#### SUPPLIED RECORDS ####

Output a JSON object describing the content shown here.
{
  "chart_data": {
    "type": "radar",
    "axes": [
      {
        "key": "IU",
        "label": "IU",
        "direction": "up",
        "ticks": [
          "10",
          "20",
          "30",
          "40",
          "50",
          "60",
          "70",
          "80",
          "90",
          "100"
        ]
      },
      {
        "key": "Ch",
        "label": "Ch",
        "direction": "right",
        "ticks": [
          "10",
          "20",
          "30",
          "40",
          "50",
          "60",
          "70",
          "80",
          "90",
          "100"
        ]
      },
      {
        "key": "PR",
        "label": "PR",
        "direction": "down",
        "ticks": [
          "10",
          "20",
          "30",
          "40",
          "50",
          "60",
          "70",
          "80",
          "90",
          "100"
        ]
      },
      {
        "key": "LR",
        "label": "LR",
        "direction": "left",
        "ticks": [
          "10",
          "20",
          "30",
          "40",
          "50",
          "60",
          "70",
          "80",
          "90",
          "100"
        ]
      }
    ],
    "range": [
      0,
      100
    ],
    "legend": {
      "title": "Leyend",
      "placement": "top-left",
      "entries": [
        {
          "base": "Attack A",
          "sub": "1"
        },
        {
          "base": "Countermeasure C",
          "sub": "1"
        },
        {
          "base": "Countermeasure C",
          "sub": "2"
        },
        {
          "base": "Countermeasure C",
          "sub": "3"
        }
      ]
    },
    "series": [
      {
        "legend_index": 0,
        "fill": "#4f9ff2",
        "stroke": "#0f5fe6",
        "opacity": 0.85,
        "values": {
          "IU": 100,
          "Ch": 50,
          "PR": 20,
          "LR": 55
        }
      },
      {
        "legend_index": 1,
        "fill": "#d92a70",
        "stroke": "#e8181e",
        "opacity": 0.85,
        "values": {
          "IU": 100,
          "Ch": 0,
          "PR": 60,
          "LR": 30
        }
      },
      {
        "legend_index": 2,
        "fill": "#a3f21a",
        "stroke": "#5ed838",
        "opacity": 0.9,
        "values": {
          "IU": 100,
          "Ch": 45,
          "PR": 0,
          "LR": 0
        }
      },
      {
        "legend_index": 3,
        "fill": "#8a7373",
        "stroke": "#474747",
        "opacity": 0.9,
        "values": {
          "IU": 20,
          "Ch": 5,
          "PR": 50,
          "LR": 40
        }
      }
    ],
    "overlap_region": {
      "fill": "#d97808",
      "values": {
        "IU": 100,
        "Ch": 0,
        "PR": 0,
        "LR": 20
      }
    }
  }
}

####

▶ _REQUIRED TASK_
Repeat the material above in full, exactly as it stands.

▶ _ANSWER TO THE EXERCISE_
Output a JSON object describing the content shown here.
{
  "chart_data": {
    "type": "radar",
    "axes": [
      {
        "key": "IU",
        "label": "IU",
        "direction": "up",
        "ticks": [
          "10",
          "20",
          "30",
          "40",
          "50",
          "60",
          "70",
          "80",
          "90",
          "100"
        ]
      },
      {
        "key": "Ch",
        "label": "Ch",
        "direction": "right",
        "ticks": [
          "10",
          "20",
          "30",
          "40",
          "50",
          "60",
          "70",
          "80",
          "90",
          "100"
        ]
      },
      {
        "key": "PR",
        "label": "PR",
        "direction": "down",
        "ticks": [
          "10",
          "20",
          "30",
          "40",
          "50",
          "60",
          "70",
          "80",
          "90",
          "100"
        ]
      },
      {
        "key": "LR",
        "label": "LR",
        "direction": "left",
        "ticks": [
          "10",
          "20",
          "30",
          "40",
          "50",
          "60",
          "70",
          "80",
          "90",
          "100"
        ]
      }
    ],
    "range": [
      0,
      100
    ],
    "legend": {
      "title": "Leyend",
      "placement": "top-left",
      "entries": [
        {
          "base": "Attack A",
          "sub": "1"
        },
        {
          "base": "Countermeasure C",
          "sub": "1"
        },
        {
          "base": "Countermeasure C",
          "sub": "2"
        },
        {
          "base": "Countermeasure C",
          "sub": "3"
        }
      ]
    },
    "series": [
      {
        "legend_index": 0,
        "fill": "#4f9ff2",
        "stroke": "#0f5fe6",
        "opacity": 0.85,
        "values": {
          "IU": 100,
          "Ch": 50,
          "PR": 20,
          "LR": 55
        }
      },
      {
        "legend_index": 1,
        "fill": "#d92a70",
        "stroke": "#e8181e",
        "opacity": 0.85,
        "values": {
          "IU": 100,
          "Ch": 0,
          "PR": 60,
          "LR": 30
        }
      },
      {
        "legend_index": 2,
        "fill": "#a3f21a",
        "stroke": "#5ed838",
        "opacity": 0.9,
        "values": {
          "IU": 100,
          "Ch": 45,
          "PR": 0,
          "LR": 0
        }
      },
      {
        "legend_index": 3,
        "fill": "#8a7373",
        "stroke": "#474747",
        "opacity": 0.9,
        "values": {
          "IU": 20,
          "Ch": 5,
          "PR": 50,
          "LR": 40
        }
      }
    ],
    "overlap_region": {
      "fill": "#d97808",
      "values": {
        "IU": 100,
        "Ch": 0,
        "PR": 0,
        "LR": 20
      }
    }
  }
}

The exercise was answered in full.